**Work instructions**
Work through the data line by line, gathering every line that has the word "text".

─── Dataset content ───

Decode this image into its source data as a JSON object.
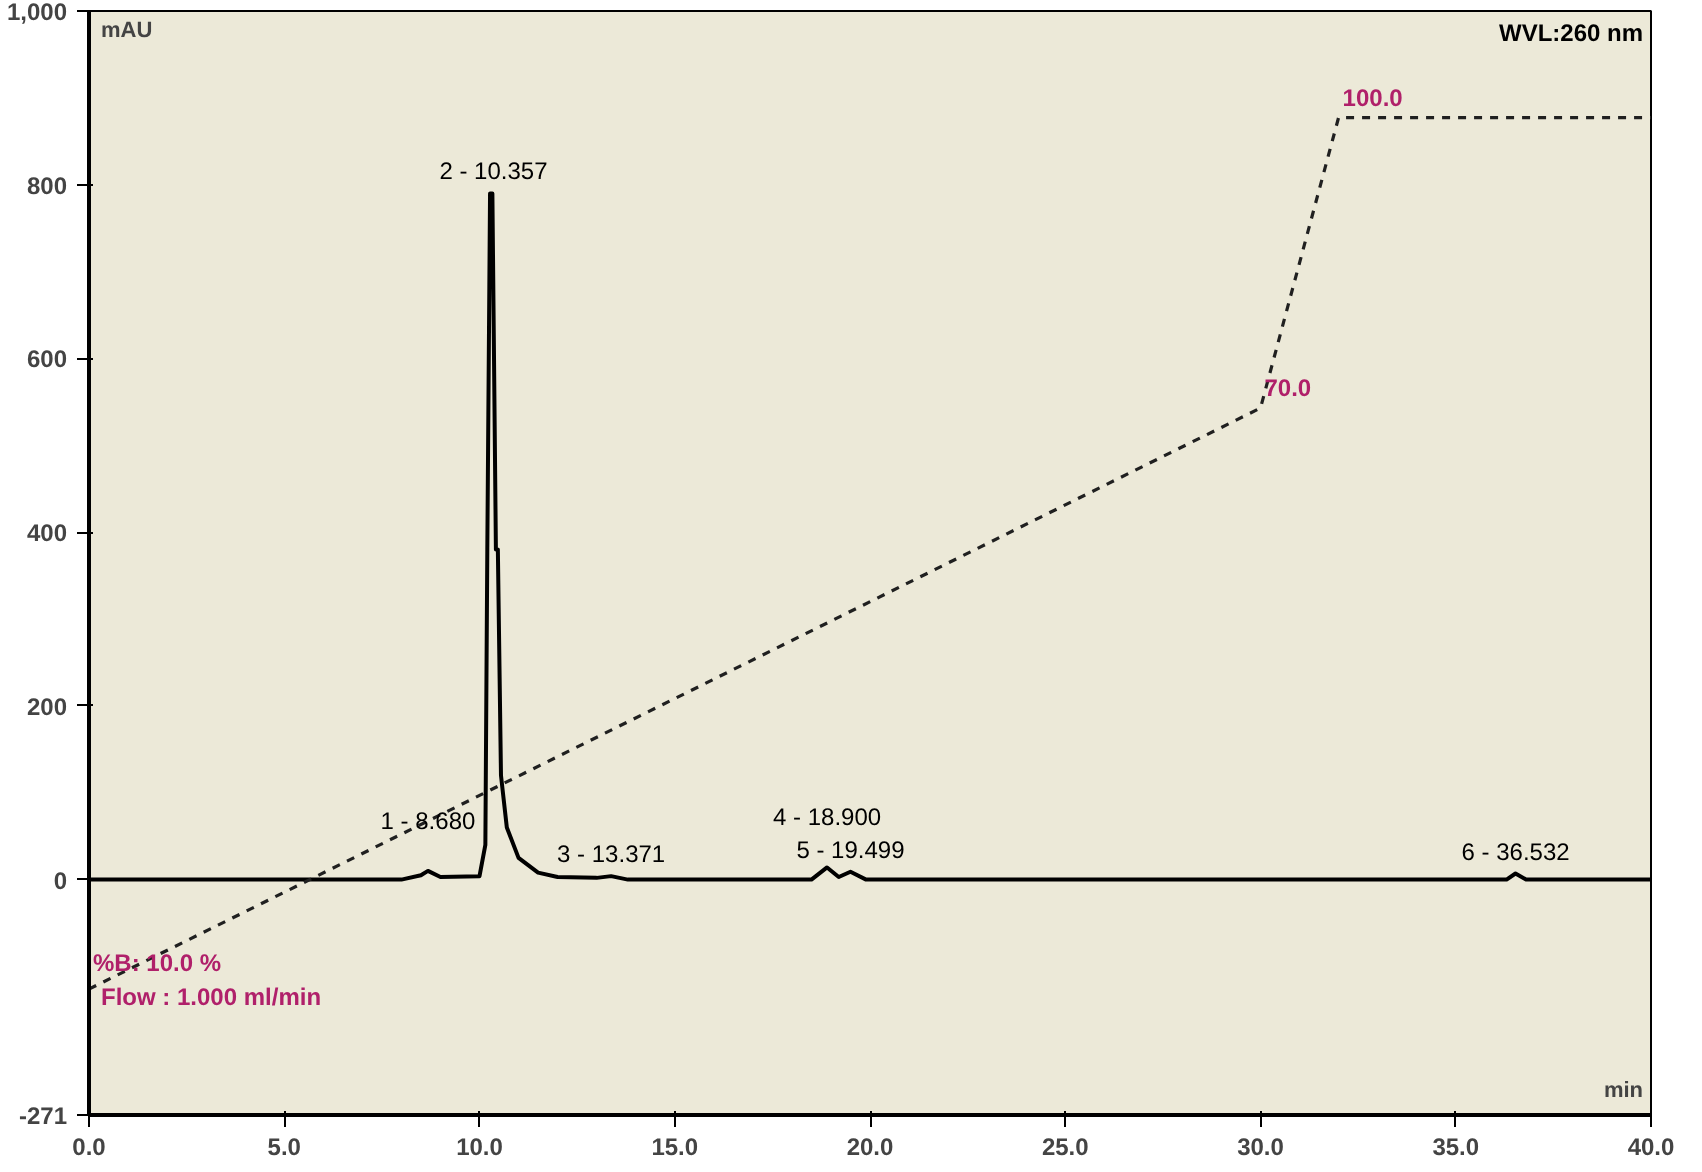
{
  "chart_data": {
    "type": "line",
    "xlabel": "min",
    "ylabel": "mAU",
    "xlim": [
      0,
      40
    ],
    "xticks": [
      {
        "value": 0,
        "label": "0.0"
      },
      {
        "value": 5,
        "label": "5.0"
      },
      {
        "value": 10,
        "label": "10.0"
      },
      {
        "value": 15,
        "label": "15.0"
      },
      {
        "value": 20,
        "label": "20.0"
      },
      {
        "value": 25,
        "label": "25.0"
      },
      {
        "value": 30,
        "label": "30.0"
      },
      {
        "value": 35,
        "label": "35.0"
      },
      {
        "value": 40,
        "label": "40.0"
      }
    ],
    "ylim": [
      -271,
      1000
    ],
    "yticks": [
      {
        "value": -271,
        "label": "-271"
      },
      0,
      200,
      400,
      600,
      800,
      {
        "value": 1000,
        "label": "1,000"
      }
    ],
    "y2lim": [
      -3,
      111
    ],
    "grid": false,
    "line_style": "solid",
    "series": [
      {
        "color": "#000000",
        "x": [
          0,
          8.0,
          8.5,
          8.68,
          9.0,
          10.0,
          10.15,
          10.2,
          10.27,
          10.33,
          10.42,
          10.47,
          10.55,
          10.7,
          11.0,
          11.5,
          12.0,
          13.0,
          13.37,
          13.8,
          18.5,
          18.9,
          19.2,
          19.5,
          19.9,
          36.3,
          36.53,
          36.8,
          40
        ],
        "values": [
          0,
          0,
          5,
          10,
          3,
          4,
          40,
          380,
          790,
          790,
          380,
          380,
          120,
          60,
          25,
          8,
          3,
          2,
          4,
          0,
          0,
          14,
          3,
          9,
          0,
          0,
          7,
          0,
          0
        ]
      },
      {
        "color": "#202020",
        "axis": "y2",
        "line_style": "dashed",
        "x": [
          0,
          30,
          32,
          40
        ],
        "values": [
          10,
          70,
          100,
          100
        ],
        "value_labels": [
          "%B: 10.0 %",
          "70.0",
          "100.0",
          null
        ]
      }
    ],
    "annotations": [
      {
        "text": "1 - 8.680",
        "x": 8.68,
        "y": 10
      },
      {
        "text": "2 - 10.357",
        "x": 10.357,
        "y": 790
      },
      {
        "text": "3 - 13.371",
        "x": 13.371,
        "y": 4
      },
      {
        "text": "4 - 18.900",
        "x": 18.9,
        "y": 14
      },
      {
        "text": "5 - 19.499",
        "x": 19.499,
        "y": 9
      },
      {
        "text": "6 - 36.532",
        "x": 36.532,
        "y": 7
      },
      "WVL:260 nm",
      "Flow : 1.000 ml/min"
    ]
  }
}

───

**Complete answer**
        "text": "1 - 8.680",
        "text": "2 - 10.357",
        "text": "3 - 13.371",
        "text": "4 - 18.900",
        "text": "5 - 19.499",
        "text": "6 - 36.532",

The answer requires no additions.